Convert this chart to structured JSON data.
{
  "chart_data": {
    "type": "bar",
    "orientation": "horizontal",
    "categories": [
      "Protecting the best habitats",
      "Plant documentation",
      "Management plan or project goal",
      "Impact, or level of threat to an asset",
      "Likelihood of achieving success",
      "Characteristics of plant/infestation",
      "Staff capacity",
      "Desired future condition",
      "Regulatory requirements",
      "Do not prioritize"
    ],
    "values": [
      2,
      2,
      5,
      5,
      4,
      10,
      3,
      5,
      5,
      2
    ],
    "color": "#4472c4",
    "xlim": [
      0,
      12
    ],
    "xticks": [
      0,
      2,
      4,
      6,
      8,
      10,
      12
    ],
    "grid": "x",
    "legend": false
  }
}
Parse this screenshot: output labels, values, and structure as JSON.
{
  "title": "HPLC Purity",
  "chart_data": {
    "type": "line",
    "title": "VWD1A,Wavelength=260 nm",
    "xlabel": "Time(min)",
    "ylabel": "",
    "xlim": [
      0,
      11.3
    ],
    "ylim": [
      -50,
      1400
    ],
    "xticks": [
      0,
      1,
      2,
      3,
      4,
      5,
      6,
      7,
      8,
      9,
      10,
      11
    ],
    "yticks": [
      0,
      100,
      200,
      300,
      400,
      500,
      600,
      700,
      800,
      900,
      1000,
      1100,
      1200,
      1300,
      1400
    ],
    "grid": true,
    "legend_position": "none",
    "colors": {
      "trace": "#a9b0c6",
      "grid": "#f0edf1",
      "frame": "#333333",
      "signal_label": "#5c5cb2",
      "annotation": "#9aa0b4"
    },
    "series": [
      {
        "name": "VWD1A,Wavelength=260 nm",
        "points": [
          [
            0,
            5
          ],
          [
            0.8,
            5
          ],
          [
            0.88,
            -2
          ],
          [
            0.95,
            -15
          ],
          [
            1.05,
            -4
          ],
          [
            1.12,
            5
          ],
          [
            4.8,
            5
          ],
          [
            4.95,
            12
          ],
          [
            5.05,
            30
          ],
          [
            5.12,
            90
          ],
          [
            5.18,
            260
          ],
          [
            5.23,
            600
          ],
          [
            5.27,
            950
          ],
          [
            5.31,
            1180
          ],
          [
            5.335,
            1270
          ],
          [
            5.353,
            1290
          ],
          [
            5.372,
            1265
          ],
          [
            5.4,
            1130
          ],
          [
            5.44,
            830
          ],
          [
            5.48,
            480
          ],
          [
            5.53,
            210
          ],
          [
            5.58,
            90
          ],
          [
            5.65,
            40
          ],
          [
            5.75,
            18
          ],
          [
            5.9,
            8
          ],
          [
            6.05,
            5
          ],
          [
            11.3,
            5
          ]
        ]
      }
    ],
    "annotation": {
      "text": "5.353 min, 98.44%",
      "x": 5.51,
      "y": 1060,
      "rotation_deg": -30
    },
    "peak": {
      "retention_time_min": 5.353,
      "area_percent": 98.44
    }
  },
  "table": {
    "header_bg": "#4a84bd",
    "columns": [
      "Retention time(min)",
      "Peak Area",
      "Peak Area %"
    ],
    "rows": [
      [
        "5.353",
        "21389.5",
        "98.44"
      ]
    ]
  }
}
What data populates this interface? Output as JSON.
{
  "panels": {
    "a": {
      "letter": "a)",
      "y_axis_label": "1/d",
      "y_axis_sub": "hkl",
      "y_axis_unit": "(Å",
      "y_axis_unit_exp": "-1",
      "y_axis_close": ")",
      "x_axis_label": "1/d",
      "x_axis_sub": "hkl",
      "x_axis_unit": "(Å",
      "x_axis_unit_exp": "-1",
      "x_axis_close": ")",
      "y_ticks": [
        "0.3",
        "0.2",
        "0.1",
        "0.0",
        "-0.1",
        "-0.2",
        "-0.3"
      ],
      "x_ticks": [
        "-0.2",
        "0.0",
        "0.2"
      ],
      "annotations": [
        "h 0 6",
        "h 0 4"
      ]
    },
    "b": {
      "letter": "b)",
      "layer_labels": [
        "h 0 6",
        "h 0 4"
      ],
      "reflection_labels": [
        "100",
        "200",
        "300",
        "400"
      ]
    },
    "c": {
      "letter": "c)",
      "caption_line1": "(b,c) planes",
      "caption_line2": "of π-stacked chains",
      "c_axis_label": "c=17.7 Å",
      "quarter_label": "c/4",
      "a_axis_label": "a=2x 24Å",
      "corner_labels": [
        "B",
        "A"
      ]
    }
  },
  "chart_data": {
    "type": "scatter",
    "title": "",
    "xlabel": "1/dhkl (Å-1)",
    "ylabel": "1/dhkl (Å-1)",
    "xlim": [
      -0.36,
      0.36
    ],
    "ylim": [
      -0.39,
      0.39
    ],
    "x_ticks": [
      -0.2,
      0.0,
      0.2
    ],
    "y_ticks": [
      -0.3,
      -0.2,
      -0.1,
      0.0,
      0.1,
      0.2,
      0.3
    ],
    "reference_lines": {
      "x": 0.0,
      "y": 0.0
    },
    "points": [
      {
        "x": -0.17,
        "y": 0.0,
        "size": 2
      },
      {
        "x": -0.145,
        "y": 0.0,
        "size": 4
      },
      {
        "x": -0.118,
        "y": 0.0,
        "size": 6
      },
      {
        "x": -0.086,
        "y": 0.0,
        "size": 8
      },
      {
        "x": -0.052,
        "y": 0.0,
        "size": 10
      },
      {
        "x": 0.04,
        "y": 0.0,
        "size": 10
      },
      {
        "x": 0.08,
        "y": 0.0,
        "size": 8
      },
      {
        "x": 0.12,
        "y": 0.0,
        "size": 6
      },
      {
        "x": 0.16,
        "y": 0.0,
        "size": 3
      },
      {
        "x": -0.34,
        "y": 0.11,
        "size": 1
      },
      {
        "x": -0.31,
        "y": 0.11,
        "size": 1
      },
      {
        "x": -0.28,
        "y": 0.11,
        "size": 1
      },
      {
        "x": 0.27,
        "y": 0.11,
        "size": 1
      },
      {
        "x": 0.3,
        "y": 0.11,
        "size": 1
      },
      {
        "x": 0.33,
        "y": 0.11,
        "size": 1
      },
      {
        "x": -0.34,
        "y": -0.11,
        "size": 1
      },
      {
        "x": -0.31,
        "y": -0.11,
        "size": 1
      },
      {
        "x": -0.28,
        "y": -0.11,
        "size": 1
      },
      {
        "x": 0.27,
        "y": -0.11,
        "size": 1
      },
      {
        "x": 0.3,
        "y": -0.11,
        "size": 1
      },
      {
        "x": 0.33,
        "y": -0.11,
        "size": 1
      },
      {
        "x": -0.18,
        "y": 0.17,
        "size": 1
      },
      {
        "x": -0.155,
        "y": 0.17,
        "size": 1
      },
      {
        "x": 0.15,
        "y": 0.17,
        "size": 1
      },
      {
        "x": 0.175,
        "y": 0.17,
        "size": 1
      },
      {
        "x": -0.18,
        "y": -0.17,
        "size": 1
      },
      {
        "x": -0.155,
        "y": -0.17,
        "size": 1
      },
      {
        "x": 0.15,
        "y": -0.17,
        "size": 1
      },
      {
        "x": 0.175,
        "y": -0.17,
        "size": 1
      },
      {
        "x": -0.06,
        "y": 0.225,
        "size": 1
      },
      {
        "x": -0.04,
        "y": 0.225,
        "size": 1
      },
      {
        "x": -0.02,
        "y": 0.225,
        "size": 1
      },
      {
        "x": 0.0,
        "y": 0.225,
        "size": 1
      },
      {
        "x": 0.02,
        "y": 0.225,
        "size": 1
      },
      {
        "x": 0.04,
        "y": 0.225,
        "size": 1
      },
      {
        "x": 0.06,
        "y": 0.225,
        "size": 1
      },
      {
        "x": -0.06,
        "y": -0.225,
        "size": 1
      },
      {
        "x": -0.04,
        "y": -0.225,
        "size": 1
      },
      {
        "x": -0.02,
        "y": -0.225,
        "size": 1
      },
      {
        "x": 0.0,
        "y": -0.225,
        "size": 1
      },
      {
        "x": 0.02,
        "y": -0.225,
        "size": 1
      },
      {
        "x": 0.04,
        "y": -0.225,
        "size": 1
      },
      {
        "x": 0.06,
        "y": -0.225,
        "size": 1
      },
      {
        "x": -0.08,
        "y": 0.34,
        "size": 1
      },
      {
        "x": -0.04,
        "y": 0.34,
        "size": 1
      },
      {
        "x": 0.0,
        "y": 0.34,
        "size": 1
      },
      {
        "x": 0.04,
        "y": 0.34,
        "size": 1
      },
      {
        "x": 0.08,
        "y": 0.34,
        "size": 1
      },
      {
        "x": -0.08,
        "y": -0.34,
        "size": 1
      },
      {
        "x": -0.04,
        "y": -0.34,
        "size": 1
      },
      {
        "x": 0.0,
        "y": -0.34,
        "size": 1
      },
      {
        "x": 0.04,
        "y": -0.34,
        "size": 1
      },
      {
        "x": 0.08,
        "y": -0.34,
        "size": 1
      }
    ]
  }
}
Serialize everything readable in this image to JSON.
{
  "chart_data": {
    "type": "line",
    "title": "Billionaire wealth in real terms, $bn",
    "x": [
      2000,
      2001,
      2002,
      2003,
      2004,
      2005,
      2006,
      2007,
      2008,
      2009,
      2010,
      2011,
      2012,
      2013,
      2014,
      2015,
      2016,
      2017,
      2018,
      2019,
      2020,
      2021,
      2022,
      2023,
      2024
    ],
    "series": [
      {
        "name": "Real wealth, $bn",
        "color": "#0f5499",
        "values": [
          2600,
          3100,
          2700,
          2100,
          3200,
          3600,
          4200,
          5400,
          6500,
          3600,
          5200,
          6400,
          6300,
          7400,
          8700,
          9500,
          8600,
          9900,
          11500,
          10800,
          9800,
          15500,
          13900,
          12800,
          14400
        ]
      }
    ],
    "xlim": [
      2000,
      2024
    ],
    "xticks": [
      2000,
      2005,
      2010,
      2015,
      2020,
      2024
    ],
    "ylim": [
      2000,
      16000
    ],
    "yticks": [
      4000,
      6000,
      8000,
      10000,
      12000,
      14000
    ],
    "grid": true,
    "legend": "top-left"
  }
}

▶ [DIRECTIONS]: Sift through the entries and copy every line with "grid".

▶ [EXPECTED ANSWER]:
    "grid": "x",
    "grid": true,
      "grid": "#f0edf1",
    "grid": true,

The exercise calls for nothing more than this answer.